Data supplied.
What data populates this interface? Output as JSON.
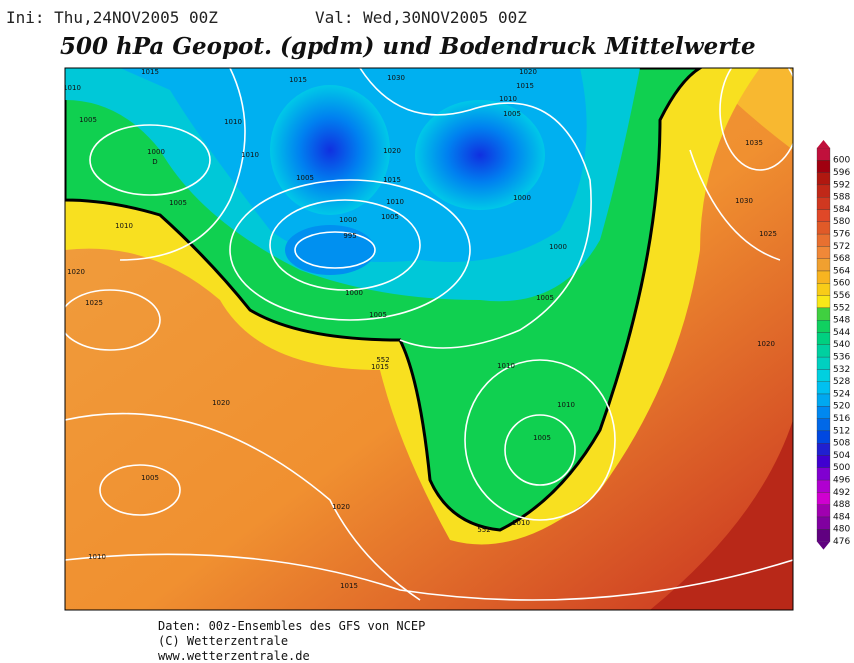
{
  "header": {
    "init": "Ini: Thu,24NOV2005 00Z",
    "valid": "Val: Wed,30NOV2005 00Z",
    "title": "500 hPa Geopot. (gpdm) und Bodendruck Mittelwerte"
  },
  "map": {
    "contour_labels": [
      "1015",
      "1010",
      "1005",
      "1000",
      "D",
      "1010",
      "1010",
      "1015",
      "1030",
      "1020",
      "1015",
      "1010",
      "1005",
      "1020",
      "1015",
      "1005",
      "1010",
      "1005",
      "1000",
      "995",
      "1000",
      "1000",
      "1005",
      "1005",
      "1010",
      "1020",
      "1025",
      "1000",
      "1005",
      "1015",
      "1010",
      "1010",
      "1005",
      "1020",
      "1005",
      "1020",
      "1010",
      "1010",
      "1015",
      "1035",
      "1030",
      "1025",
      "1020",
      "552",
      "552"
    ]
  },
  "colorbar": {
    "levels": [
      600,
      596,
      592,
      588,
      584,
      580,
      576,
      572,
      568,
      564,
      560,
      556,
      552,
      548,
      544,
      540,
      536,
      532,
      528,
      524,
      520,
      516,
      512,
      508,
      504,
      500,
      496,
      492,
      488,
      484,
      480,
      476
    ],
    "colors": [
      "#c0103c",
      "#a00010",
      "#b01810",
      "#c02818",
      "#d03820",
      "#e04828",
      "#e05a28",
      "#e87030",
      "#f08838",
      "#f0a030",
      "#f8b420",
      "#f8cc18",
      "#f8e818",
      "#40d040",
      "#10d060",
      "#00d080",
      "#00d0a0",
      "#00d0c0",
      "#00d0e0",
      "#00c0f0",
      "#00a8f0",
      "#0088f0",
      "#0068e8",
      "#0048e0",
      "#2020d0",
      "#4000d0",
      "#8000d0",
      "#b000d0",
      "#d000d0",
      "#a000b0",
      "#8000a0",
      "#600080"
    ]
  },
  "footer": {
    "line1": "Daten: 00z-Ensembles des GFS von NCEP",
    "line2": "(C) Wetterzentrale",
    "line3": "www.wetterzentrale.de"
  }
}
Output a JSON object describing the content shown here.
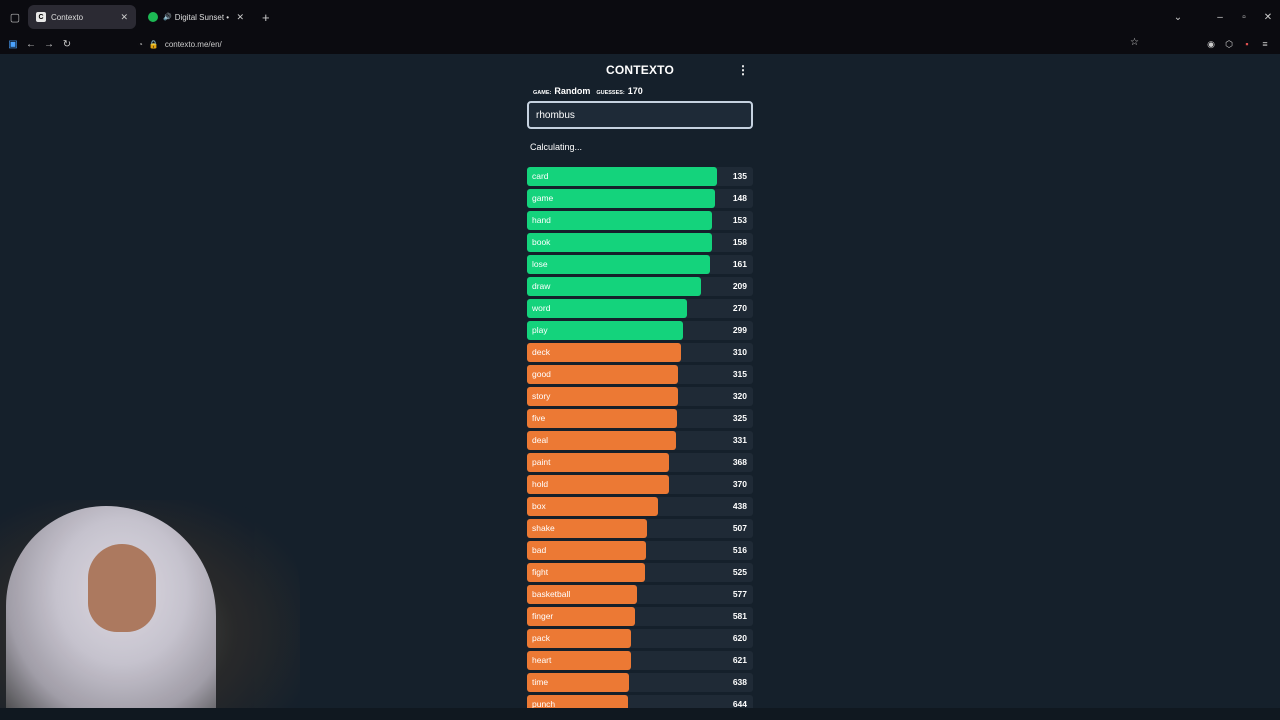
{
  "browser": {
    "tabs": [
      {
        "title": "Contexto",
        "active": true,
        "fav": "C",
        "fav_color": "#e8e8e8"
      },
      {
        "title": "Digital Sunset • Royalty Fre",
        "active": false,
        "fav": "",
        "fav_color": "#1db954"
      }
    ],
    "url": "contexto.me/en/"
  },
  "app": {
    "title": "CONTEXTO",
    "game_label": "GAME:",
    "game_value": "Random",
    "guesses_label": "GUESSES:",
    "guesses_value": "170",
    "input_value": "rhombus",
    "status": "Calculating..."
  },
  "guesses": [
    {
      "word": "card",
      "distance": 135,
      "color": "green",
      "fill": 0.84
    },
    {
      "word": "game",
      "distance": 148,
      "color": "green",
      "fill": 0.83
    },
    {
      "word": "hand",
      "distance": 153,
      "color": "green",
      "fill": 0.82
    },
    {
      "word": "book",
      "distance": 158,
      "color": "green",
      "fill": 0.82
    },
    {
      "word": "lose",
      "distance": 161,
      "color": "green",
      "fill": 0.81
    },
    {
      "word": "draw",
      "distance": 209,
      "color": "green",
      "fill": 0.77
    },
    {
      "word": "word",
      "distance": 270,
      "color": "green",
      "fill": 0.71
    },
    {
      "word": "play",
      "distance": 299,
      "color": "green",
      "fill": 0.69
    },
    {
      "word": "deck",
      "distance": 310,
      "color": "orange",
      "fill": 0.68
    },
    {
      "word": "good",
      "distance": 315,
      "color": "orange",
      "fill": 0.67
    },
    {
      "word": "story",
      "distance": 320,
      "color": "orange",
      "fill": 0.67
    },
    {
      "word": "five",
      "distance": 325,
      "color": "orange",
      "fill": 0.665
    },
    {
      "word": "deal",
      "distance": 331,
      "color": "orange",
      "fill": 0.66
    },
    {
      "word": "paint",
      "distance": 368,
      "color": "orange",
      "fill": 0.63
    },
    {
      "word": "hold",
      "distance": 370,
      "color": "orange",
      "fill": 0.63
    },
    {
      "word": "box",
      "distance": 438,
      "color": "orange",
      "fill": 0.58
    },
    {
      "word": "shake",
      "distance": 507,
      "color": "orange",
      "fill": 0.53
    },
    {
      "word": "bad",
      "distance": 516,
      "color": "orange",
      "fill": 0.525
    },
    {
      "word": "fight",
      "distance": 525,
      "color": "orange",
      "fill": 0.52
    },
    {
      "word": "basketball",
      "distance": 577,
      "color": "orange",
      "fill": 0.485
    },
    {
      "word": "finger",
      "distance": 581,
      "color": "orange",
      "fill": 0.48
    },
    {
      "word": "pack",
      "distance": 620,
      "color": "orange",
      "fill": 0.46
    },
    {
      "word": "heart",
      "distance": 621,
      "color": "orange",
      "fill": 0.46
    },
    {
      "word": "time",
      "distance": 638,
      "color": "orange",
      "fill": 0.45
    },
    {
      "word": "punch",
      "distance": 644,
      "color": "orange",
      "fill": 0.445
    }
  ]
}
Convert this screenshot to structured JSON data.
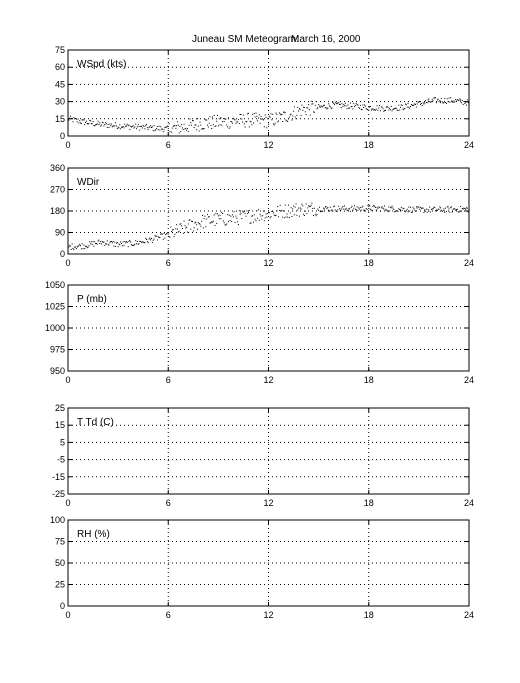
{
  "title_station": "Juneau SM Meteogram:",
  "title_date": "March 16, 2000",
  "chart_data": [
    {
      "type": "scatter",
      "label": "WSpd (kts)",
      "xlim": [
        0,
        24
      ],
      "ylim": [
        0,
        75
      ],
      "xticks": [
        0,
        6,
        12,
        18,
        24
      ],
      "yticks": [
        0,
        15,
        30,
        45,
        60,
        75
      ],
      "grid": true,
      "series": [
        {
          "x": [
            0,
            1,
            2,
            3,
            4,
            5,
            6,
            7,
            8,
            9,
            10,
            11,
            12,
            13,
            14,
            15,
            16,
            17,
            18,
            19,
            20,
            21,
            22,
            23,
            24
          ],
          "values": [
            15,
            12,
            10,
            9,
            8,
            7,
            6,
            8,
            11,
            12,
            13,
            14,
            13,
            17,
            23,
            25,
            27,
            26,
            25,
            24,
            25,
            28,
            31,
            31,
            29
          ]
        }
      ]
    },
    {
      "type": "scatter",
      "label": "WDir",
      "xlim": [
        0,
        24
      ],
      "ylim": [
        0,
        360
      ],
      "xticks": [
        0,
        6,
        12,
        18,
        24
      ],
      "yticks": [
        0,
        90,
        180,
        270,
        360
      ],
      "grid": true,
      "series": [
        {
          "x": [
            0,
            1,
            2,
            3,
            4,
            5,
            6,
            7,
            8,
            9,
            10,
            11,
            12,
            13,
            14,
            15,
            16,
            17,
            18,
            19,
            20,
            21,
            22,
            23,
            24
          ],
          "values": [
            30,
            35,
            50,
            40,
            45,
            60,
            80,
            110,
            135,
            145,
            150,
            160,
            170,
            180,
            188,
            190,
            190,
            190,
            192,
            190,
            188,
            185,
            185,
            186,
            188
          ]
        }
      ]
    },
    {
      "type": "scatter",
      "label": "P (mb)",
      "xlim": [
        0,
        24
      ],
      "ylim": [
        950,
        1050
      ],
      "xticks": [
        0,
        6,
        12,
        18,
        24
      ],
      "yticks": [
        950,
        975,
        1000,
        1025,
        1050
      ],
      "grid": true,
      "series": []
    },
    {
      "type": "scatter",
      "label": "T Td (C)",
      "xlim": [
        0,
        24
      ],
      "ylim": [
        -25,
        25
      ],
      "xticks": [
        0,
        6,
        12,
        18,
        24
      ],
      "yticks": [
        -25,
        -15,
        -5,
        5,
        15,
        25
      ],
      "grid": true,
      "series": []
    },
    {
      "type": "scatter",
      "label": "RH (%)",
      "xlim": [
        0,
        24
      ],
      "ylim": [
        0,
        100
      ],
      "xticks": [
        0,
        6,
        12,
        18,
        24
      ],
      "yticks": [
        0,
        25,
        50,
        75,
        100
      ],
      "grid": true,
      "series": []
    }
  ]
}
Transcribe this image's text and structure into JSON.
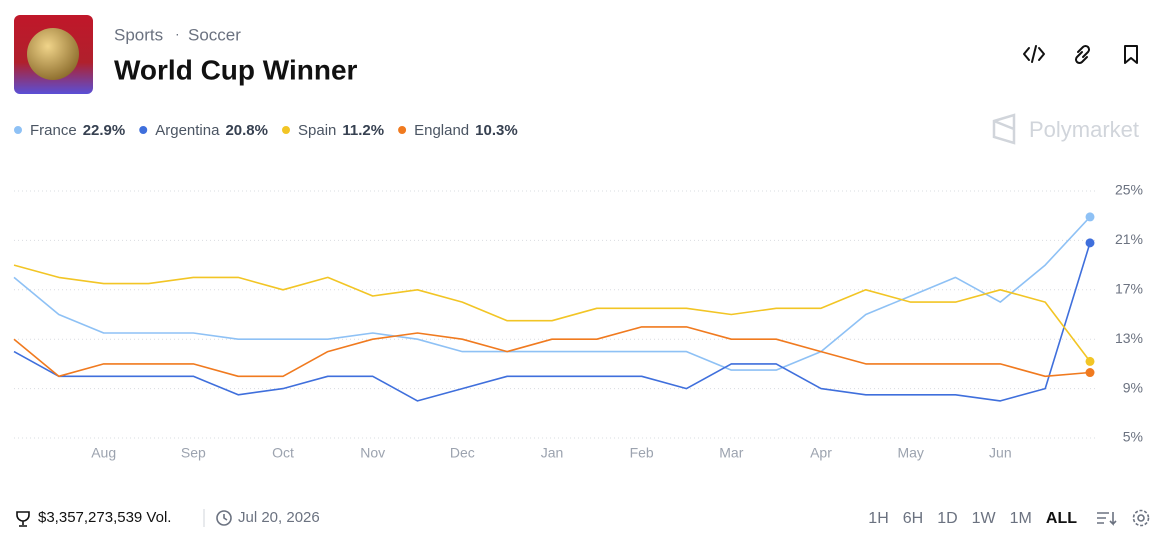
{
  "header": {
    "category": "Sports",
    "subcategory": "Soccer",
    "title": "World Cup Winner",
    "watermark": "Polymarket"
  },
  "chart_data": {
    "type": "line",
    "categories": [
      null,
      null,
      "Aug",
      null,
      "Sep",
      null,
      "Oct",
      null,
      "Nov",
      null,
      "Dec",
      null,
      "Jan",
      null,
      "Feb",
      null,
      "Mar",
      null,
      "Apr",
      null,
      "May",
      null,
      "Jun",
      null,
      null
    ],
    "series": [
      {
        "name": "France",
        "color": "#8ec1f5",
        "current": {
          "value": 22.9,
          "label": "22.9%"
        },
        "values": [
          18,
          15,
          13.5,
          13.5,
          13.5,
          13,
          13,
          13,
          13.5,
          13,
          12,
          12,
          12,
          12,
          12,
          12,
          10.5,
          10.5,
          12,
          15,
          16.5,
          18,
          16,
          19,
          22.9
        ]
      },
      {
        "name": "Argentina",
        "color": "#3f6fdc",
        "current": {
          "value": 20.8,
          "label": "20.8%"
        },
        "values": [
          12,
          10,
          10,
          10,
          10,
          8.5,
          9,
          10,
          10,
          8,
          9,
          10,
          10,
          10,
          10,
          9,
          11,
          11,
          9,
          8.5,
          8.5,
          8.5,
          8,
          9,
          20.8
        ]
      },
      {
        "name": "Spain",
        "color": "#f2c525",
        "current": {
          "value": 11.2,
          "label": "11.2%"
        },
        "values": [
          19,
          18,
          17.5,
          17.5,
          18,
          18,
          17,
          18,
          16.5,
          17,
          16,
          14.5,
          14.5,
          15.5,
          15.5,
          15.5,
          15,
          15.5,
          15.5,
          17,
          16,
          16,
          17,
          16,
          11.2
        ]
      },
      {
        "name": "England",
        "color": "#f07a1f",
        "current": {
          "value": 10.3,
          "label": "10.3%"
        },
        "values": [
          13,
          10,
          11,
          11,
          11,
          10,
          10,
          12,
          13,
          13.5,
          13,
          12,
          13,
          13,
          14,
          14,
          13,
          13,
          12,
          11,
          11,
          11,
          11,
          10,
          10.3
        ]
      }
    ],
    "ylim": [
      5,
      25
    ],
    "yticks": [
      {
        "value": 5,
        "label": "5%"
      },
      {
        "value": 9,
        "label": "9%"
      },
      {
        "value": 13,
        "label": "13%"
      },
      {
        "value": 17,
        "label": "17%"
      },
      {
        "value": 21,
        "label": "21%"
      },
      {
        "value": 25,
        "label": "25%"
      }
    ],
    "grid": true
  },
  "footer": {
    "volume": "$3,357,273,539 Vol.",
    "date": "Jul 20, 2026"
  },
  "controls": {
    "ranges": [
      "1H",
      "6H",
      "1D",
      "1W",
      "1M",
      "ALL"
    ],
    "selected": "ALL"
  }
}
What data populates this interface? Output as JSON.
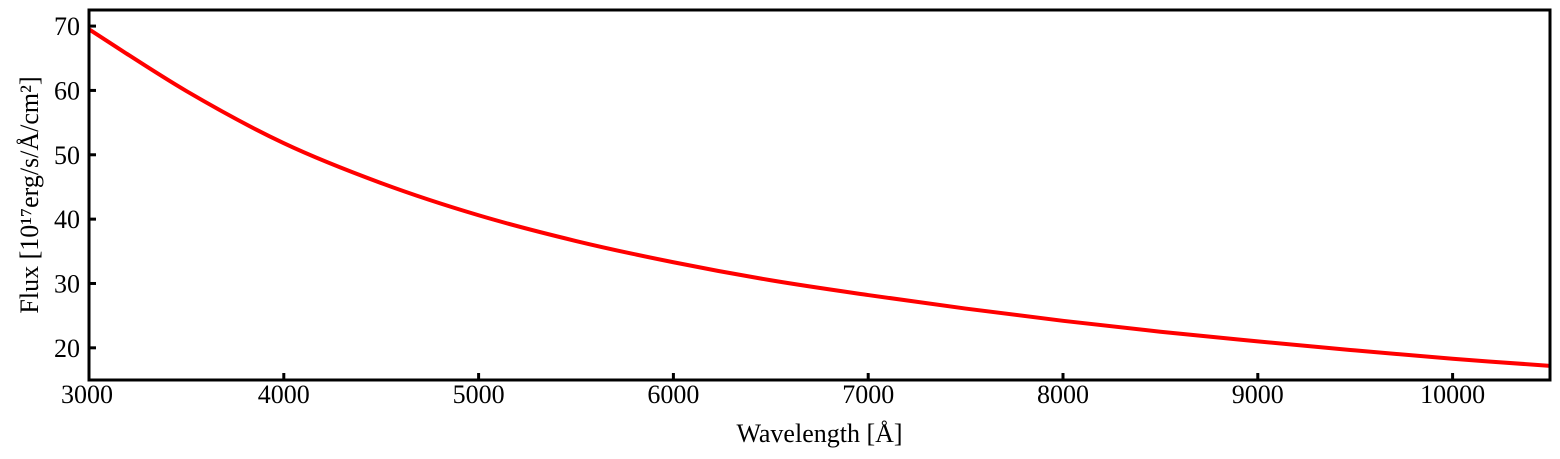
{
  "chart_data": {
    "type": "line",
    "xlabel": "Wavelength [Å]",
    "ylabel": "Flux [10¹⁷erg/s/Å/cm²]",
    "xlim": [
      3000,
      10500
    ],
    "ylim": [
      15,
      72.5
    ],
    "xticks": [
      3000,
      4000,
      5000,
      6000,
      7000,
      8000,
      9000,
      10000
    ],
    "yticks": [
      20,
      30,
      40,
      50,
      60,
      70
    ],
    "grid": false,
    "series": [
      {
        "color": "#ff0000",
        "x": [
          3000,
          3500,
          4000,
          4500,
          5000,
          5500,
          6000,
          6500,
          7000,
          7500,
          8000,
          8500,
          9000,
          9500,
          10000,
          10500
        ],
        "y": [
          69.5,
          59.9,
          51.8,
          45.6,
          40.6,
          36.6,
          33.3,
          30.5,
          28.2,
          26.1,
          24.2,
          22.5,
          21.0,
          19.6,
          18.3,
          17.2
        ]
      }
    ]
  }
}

Aim.
Find the word "this" in the data and copy out each line where it turns up.

Written reply.
What data populates this interface? Output as JSON.
Convert this screenshot to structured JSON data.
Transcribe this image's text and structure into JSON.
What data populates this interface? Output as JSON.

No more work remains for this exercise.